Textauszug ::
◆ ◆ ◆ ◆ ◆ ◆ ◆

#D98FCSP: „Auswärts schauen wir uns ganz gerne an, was das gegnerische Team so zu bieten hat“

Die Erinnerung an den letzten Spieltag vor Weihnachten ist schon ein wenig verblasst. Und dennoch sorgte die derbe 2:6-Klatsche in Paderborn unmittelbar danach für ordentlich Misstöne in der Fanszene. Nicht nur in diesem Spiel war die Defensivleistung enttäuschend, waren die Offensivaktionen zu ausrechenbar. Dirk Schuster und sein Team haben nun gegen das Spitzenteam des FC St. Pauli die Gelegenheit zu zeigen, dass sie in der Winterpause an den richtigen Stellschrauben gearbeitet haben.

In 98 Worten

Da freute man sich als Lilienfan gerade noch über die Ankunft des vielversprechenden Neuzugangs Victor Pálsson vom FC Zürich, da platzte am 11. Januar die Bombe: Aytac Sulu verlässt die Lilien nach sechs Jahren durch die Hintertür. Der langjährige Kapitän schloss sich überraschend dem türkischen Drittligisten Samsunspor an. Eine Tatsache, die viele Lilienfans mit Stirnrunzeln quittierten. Man hätte sich einen würdigeren Abgang des Kopfs der 98er gewünscht, der sein Premierenspiel in der Türkei mit 2:3 verlor. Nun sind andere gefordert, seine Lücke zu schließen. Ein Innenverteidiger soll den Winter-Neuzugängen Pálsson und Sören Bertram (von Erzgebirge Aue) noch folgen.


Die Neuen (Interviews)

Wie immer sprach ich mit Insidern des abgebenden Vereins über die Neuzugänge:


Der Kontrahent hat das Wort

Tim wirkt beim Millernton mit, dem längst schon legendären FC St. Pauli Fan-Podcast und Blog. Daneben ist er Hörplatzreporter für die sehgeschädigten und blinden Zuschauer am Millerntor.

Tim, Platz 3, nur drei Punkte hinter dem Tabellenführer. Das liest sich hervorragend. Was waren für dich die entscheidenden Faktoren für die tolle Hinrunde?

◆ ◆ ◆ ◆ ◆ ◆ ◆

Aufgaben ::
1. Beantworte anhand des Artikels:
(a) Mit welchem Ergebnis ging das Spiel in Paderborn für die Lilien verloren?
(b) Welchem Verein schloss sich Aytac Sulu an?
(c) Auf welchem Tabellenplatz steht der FC St. Pauli laut der Frage an Tim?
2. Nenne bitte alle Personen, die im Artikel namentlich erwähnt werden.
3. Prüfe, ob die Aussagen zum Artikel passen:
(a) Aytac Sulu war sechs Jahre bei den Lilien.
(b) Sören Bertram kam vom FC Zürich.
(c) Sulu gewann sein erstes Spiel in der Türkei.
Die Einträge stehen in keinem Zusammenhang mit dem Artikel.

Annotationen der Seitenelemente ::
◆ ◆ ◆ ◆ ◆ ◆ ◆

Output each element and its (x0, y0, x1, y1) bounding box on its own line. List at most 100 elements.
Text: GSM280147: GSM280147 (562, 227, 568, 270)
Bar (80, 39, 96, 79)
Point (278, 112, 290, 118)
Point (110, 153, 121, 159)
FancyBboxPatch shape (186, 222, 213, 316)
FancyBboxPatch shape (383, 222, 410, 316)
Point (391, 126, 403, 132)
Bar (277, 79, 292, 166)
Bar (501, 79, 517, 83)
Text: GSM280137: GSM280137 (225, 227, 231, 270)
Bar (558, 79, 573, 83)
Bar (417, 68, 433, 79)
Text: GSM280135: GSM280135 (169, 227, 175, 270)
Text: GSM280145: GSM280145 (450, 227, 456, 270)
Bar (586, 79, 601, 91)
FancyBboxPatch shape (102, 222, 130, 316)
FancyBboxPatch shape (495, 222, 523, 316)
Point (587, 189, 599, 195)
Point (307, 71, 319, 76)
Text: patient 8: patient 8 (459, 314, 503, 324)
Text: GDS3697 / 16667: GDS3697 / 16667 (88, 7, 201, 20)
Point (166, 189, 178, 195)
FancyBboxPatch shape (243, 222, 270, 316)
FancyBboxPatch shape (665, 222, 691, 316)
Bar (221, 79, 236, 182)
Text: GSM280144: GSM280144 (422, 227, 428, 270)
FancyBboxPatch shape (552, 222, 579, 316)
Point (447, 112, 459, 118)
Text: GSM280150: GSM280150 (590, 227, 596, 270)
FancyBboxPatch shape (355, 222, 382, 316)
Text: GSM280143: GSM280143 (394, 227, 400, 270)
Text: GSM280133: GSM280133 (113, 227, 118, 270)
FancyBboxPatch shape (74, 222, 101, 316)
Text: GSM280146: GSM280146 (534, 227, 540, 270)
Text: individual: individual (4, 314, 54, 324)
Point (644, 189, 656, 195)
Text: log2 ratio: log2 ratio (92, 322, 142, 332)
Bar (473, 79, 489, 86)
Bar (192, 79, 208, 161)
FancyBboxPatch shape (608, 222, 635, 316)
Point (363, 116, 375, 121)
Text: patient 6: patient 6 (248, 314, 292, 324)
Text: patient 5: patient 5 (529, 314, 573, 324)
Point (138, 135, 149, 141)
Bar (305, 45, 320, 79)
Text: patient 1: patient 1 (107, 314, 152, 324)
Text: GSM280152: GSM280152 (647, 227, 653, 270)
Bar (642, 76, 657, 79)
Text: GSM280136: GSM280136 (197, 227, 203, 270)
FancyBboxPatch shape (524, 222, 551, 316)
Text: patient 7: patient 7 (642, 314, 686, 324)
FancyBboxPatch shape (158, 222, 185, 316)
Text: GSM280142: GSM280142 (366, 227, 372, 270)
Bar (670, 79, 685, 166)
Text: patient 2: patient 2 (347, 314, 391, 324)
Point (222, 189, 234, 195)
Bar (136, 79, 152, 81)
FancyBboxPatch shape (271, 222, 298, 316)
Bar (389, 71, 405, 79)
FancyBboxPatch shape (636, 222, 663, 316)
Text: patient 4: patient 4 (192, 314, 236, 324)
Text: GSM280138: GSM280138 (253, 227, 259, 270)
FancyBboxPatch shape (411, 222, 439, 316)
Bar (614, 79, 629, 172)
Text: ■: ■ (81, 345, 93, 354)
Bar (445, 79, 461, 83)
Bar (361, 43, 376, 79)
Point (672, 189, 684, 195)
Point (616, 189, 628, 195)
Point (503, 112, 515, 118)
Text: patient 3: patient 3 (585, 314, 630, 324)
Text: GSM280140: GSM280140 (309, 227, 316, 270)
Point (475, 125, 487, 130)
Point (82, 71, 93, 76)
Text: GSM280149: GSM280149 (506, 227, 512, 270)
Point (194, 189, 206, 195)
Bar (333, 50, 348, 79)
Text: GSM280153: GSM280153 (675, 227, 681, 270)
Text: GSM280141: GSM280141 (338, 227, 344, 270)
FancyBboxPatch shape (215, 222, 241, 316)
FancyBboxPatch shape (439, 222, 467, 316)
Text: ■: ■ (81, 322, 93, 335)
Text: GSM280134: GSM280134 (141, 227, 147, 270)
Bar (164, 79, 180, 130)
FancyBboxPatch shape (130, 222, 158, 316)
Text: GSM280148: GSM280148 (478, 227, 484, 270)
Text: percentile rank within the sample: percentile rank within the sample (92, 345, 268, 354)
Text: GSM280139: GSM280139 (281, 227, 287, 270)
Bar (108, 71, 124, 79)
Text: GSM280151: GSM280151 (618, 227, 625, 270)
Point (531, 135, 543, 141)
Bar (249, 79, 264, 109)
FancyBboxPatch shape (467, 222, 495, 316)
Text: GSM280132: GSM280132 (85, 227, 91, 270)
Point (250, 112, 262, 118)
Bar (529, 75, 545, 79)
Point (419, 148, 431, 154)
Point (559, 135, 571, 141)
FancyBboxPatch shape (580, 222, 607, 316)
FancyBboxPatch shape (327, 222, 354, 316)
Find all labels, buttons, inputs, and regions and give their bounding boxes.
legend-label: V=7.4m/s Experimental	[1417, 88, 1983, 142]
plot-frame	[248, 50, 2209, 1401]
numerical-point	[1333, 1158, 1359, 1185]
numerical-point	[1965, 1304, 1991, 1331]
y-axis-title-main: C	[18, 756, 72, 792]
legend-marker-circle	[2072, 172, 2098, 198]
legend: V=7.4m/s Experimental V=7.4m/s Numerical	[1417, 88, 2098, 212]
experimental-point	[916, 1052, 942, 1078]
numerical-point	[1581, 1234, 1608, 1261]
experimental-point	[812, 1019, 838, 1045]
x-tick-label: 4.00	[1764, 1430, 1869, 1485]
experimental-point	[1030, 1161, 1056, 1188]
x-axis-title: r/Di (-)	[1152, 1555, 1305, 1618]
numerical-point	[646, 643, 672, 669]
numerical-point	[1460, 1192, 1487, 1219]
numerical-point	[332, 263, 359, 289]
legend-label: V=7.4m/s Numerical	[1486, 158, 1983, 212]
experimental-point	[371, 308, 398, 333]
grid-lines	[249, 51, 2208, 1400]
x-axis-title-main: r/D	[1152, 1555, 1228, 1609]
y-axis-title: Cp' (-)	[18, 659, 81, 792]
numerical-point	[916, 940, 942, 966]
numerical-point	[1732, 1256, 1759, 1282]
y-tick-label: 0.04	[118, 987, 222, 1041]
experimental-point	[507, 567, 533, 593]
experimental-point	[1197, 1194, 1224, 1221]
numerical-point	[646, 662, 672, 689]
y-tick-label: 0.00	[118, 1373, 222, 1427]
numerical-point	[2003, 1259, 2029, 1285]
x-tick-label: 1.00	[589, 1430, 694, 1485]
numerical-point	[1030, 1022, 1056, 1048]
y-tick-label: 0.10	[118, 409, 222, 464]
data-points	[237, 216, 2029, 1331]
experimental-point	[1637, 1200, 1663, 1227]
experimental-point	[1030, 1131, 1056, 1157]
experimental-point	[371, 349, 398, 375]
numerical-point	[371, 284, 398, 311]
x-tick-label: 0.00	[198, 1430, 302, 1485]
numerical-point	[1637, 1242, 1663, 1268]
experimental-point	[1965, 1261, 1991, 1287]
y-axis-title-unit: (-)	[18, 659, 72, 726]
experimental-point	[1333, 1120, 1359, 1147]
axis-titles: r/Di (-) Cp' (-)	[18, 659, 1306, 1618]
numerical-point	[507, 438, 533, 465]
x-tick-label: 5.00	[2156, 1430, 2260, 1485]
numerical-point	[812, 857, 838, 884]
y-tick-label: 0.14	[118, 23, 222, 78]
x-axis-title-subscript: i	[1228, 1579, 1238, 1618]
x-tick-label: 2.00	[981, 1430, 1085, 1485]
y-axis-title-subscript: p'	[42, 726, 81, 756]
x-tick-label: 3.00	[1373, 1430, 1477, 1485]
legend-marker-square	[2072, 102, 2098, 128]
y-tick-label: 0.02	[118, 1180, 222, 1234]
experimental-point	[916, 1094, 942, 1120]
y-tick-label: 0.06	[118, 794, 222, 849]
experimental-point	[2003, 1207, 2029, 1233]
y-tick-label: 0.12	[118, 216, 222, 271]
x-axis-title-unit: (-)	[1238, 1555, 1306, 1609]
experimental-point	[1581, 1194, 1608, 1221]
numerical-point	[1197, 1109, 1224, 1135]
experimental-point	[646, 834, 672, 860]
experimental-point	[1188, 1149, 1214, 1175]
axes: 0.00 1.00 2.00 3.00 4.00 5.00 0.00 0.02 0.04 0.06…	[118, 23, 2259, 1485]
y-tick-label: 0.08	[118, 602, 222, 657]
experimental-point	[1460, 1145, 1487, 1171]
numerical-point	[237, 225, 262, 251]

◆ ◆ ◆ ◆ ◆ ◆ ◆

Lösungen ::
1.
(a) 2:6
(b) Samsunspor, einem türkischen Drittligisten
(c) Platz 3

2. Dirk Schuster, Victor Pálsson, Aytac Sulu, Sören Bertram, Tim

3.
(a) Ja: „Aytac Sulu verlässt die Lilien nach sechs Jahren durch die Hintertür.“
(b) Nein: „Sören Bertram (von Erzgebirge Aue)“
(c) Nein: „der sein Premierenspiel in der Türkei mit 2:3 verlor“